◆ Problem details: Below you will find a set of lines. Repeat them all exactly.

◆ Records supplied:
────

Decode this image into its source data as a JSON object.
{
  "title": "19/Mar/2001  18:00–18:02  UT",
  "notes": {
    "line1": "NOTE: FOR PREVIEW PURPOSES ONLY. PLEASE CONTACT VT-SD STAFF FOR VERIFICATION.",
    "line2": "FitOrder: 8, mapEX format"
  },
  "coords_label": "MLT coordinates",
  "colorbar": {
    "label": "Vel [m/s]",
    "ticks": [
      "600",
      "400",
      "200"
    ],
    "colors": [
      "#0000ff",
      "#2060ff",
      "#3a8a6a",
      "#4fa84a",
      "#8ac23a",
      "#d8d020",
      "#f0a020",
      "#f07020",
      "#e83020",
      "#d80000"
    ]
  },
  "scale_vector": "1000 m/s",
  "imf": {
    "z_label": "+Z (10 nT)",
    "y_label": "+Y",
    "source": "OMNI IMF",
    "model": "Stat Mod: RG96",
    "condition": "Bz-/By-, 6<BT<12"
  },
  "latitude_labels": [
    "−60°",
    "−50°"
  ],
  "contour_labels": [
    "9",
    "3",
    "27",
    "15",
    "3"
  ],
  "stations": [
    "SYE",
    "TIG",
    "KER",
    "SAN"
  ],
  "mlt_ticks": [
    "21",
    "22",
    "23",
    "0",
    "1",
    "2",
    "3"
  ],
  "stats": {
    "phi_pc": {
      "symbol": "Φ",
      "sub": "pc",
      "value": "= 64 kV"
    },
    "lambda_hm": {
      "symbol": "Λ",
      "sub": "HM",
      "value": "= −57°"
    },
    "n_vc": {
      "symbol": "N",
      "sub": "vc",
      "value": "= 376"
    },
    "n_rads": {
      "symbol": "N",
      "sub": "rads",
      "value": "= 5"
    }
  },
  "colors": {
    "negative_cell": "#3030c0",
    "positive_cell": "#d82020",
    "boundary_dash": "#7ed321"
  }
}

────

◆ Final result:
Decode this image into its source data as a JSON object.
{
  "title": "19/Mar/2001  18:00–18:02  UT",
  "notes": {
    "line1": "NOTE: FOR PREVIEW PURPOSES ONLY. PLEASE CONTACT VT-SD STAFF FOR VERIFICATION.",
    "line2": "FitOrder: 8, mapEX format"
  },
  "coords_label": "MLT coordinates",
  "colorbar": {
    "label": "Vel [m/s]",
    "ticks": [
      "600",
      "400",
      "200"
    ],
    "colors": [
      "#0000ff",
      "#2060ff",
      "#3a8a6a",
      "#4fa84a",
      "#8ac23a",
      "#d8d020",
      "#f0a020",
      "#f07020",
      "#e83020",
      "#d80000"
    ]
  },
  "scale_vector": "1000 m/s",
  "imf": {
    "z_label": "+Z (10 nT)",
    "y_label": "+Y",
    "source": "OMNI IMF",
    "model": "Stat Mod: RG96",
    "condition": "Bz-/By-, 6<BT<12"
  },
  "latitude_labels": [
    "−60°",
    "−50°"
  ],
  "contour_labels": [
    "9",
    "3",
    "27",
    "15",
    "3"
  ],
  "stations": [
    "SYE",
    "TIG",
    "KER",
    "SAN"
  ],
  "mlt_ticks": [
    "21",
    "22",
    "23",
    "0",
    "1",
    "2",
    "3"
  ],
  "stats": {
    "phi_pc": {
      "symbol": "Φ",
      "sub": "pc",
      "value": "= 64 kV"
    },
    "lambda_hm": {
      "symbol": "Λ",
      "sub": "HM",
      "value": "= −57°"
    },
    "n_vc": {
      "symbol": "N",
      "sub": "vc",
      "value": "= 376"
    },
    "n_rads": {
      "symbol": "N",
      "sub": "rads",
      "value": "= 5"
    }
  },
  "colors": {
    "negative_cell": "#3030c0",
    "positive_cell": "#d82020",
    "boundary_dash": "#7ed321"
  }
}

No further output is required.